> The exercise
Copy all the entries below exactly, but not the pictures.

## begin Records for this exercise

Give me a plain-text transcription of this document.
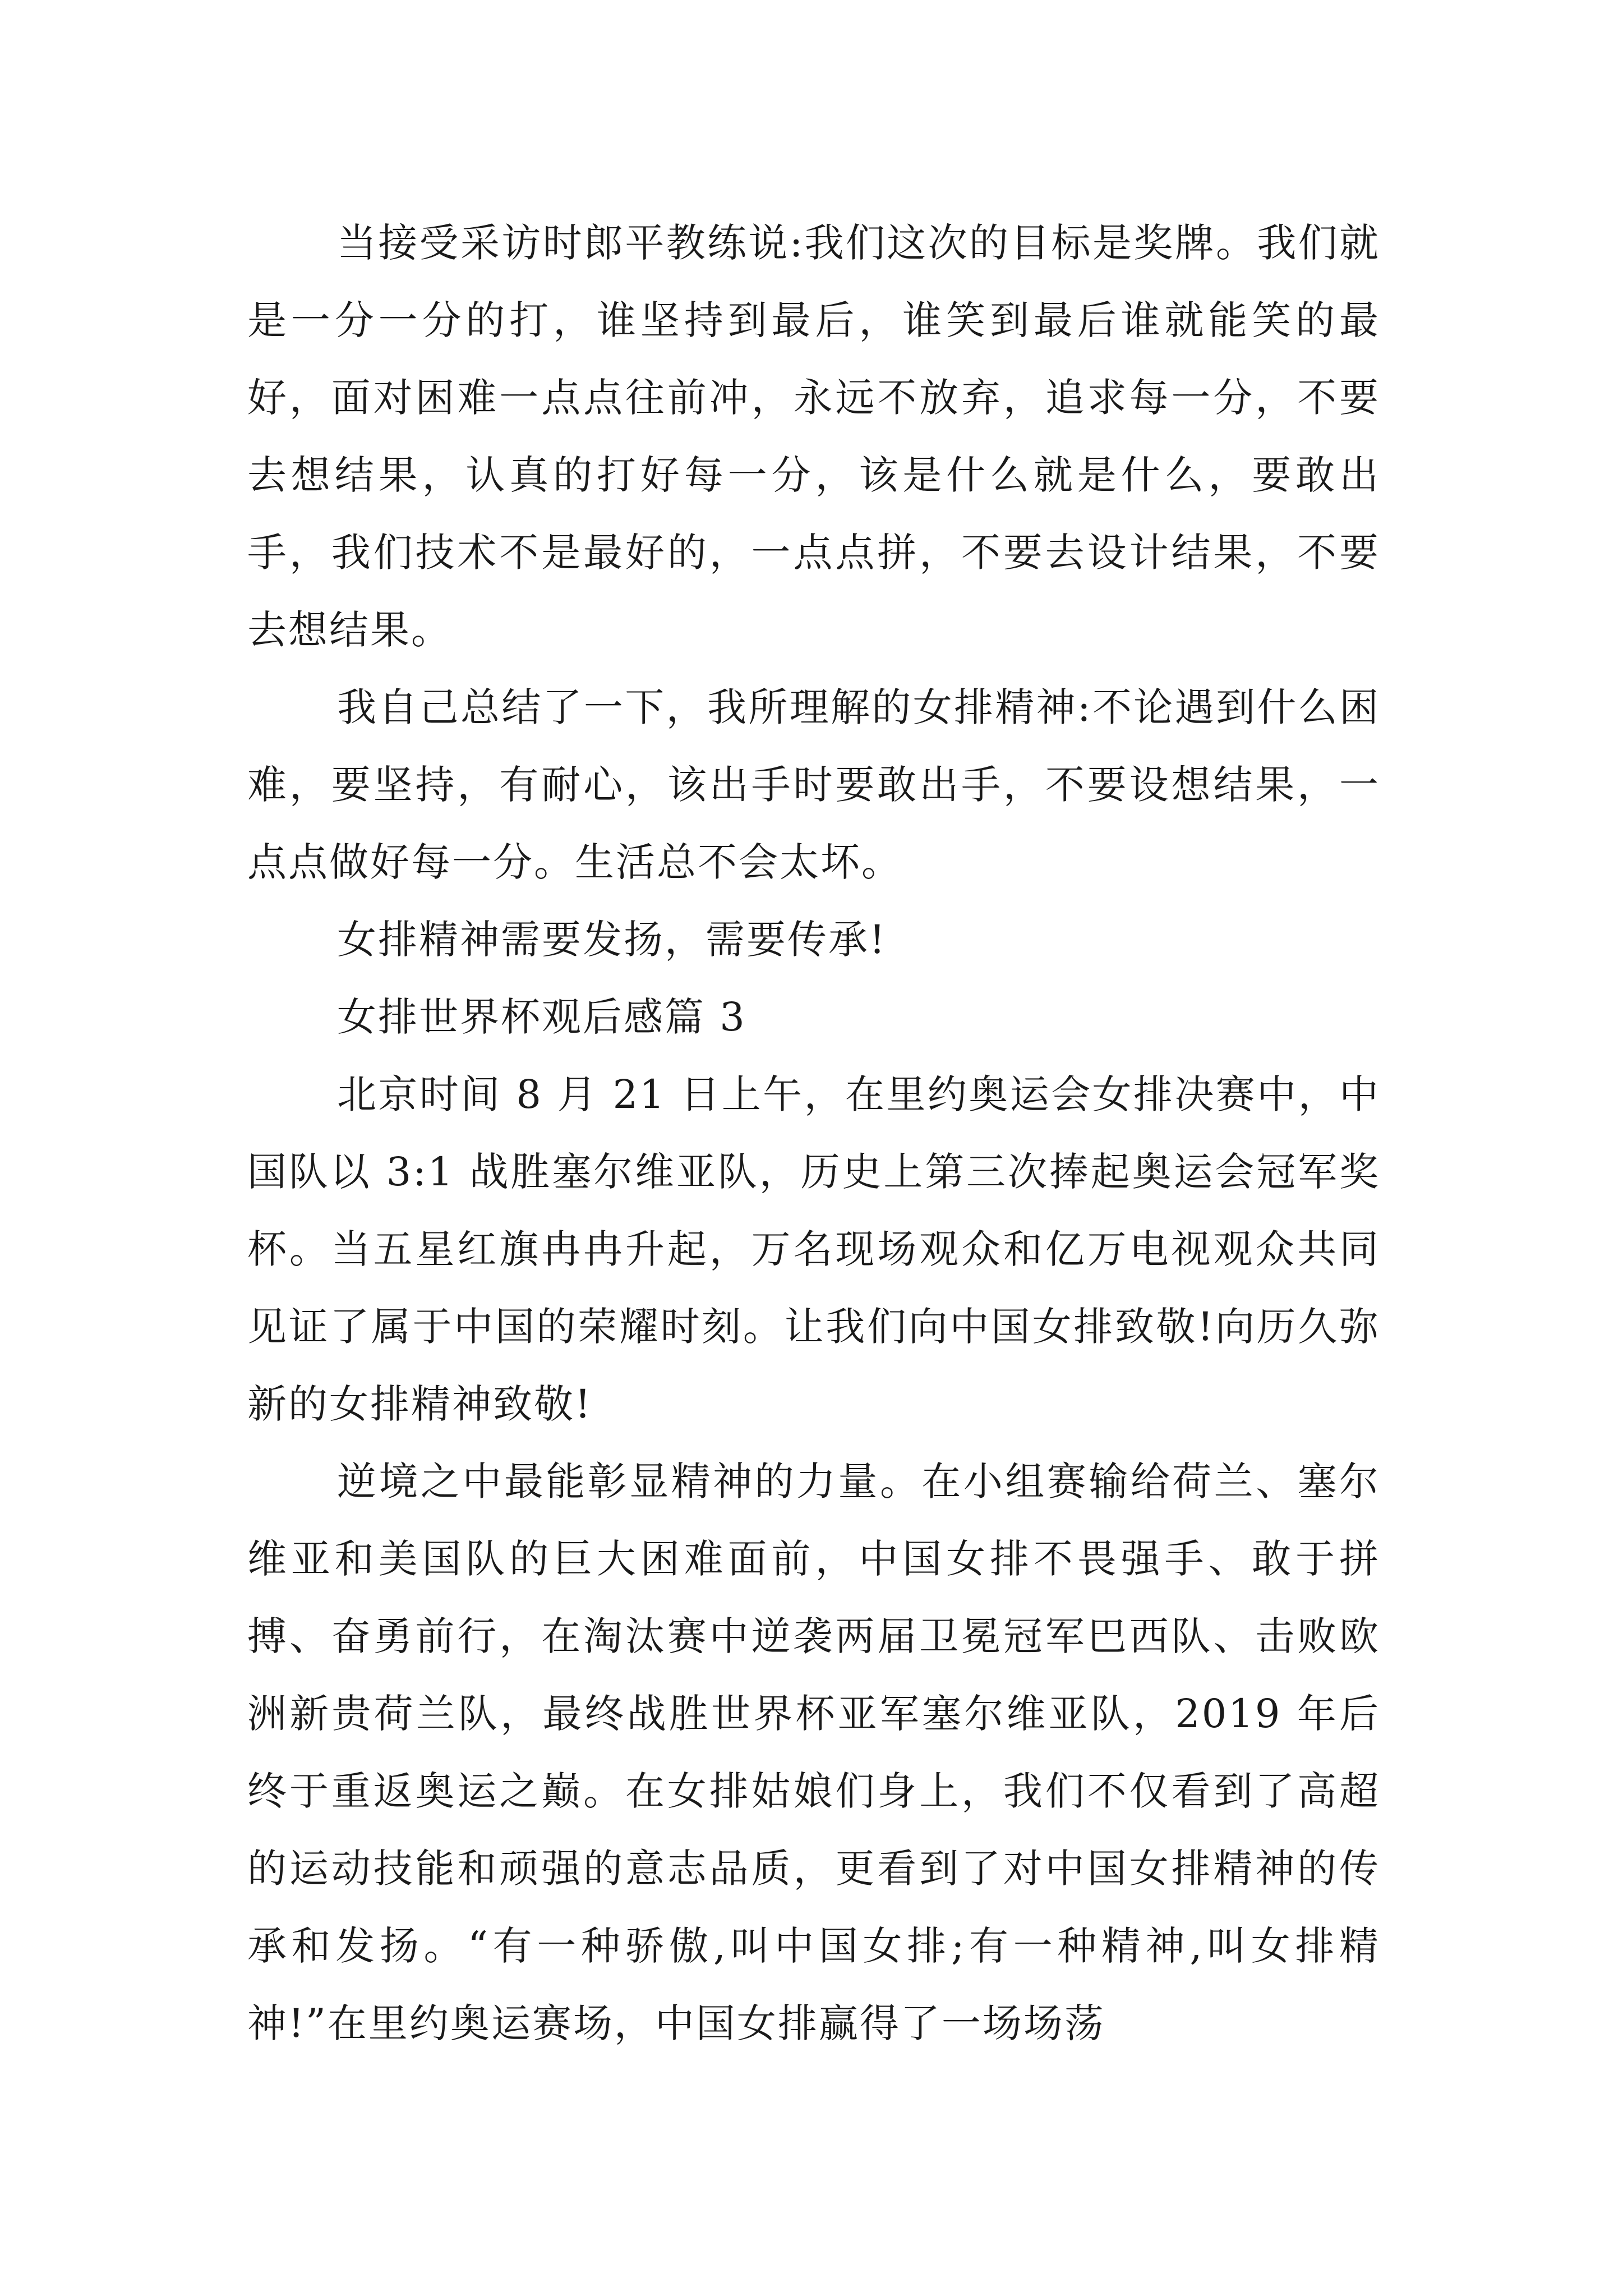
当接受采访时郎平教练说:我们这次的目标是奖牌。我们就是一分一分的打，谁坚持到最后，谁笑到最后谁就能笑的最好，面对困难一点点往前冲，永远不放弃，追求每一分，不要去想结果，认真的打好每一分，该是什么就是什么，要敢出手，我们技术不是最好的，一点点拼，不要去设计结果，不要去想结果。

我自己总结了一下，我所理解的女排精神:不论遇到什么困难，要坚持，有耐心，该出手时要敢出手，不要设想结果，一点点做好每一分。生活总不会太坏。

女排精神需要发扬，需要传承!

女排世界杯观后感篇 3

北京时间 8 月 21 日上午，在里约奥运会女排决赛中，中国队以 3:1 战胜塞尔维亚队，历史上第三次捧起奥运会冠军奖杯。当五星红旗冉冉升起，万名现场观众和亿万电视观众共同见证了属于中国的荣耀时刻。让我们向中国女排致敬!向历久弥新的女排精神致敬!

逆境之中最能彰显精神的力量。在小组赛输给荷兰、塞尔维亚和美国队的巨大困难面前，中国女排不畏强手、敢于拼搏、奋勇前行，在淘汰赛中逆袭两届卫冕冠军巴西队、击败欧洲新贵荷兰队，最终战胜世界杯亚军塞尔维亚队，2019 年后终于重返奥运之巅。在女排姑娘们身上，我们不仅看到了高超的运动技能和顽强的意志品质，更看到了对中国女排精神的传承和发扬。“有一种骄傲,叫中国女排;有一种精神,叫女排精神!”在里约奥运赛场，中国女排赢得了一场场荡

## end Records for this exercise

> Solution for this problem
Give me a plain-text transcription of this document.
当接受采访时郎平教练说:我们这次的目标是奖牌。我们就是一分一分的打，谁坚持到最后，谁笑到最后谁就能笑的最好，面对困难一点点往前冲，永远不放弃，追求每一分，不要去想结果，认真的打好每一分，该是什么就是什么，要敢出手，我们技术不是最好的，一点点拼，不要去设计结果，不要去想结果。

我自己总结了一下，我所理解的女排精神:不论遇到什么困难，要坚持，有耐心，该出手时要敢出手，不要设想结果，一点点做好每一分。生活总不会太坏。

女排精神需要发扬，需要传承!

女排世界杯观后感篇 3

北京时间 8 月 21 日上午，在里约奥运会女排决赛中，中国队以 3:1 战胜塞尔维亚队，历史上第三次捧起奥运会冠军奖杯。当五星红旗冉冉升起，万名现场观众和亿万电视观众共同见证了属于中国的荣耀时刻。让我们向中国女排致敬!向历久弥新的女排精神致敬!

逆境之中最能彰显精神的力量。在小组赛输给荷兰、塞尔维亚和美国队的巨大困难面前，中国女排不畏强手、敢于拼搏、奋勇前行，在淘汰赛中逆袭两届卫冕冠军巴西队、击败欧洲新贵荷兰队，最终战胜世界杯亚军塞尔维亚队，2019 年后终于重返奥运之巅。在女排姑娘们身上，我们不仅看到了高超的运动技能和顽强的意志品质，更看到了对中国女排精神的传承和发扬。“有一种骄傲,叫中国女排;有一种精神,叫女排精神!”在里约奥运赛场，中国女排赢得了一场场荡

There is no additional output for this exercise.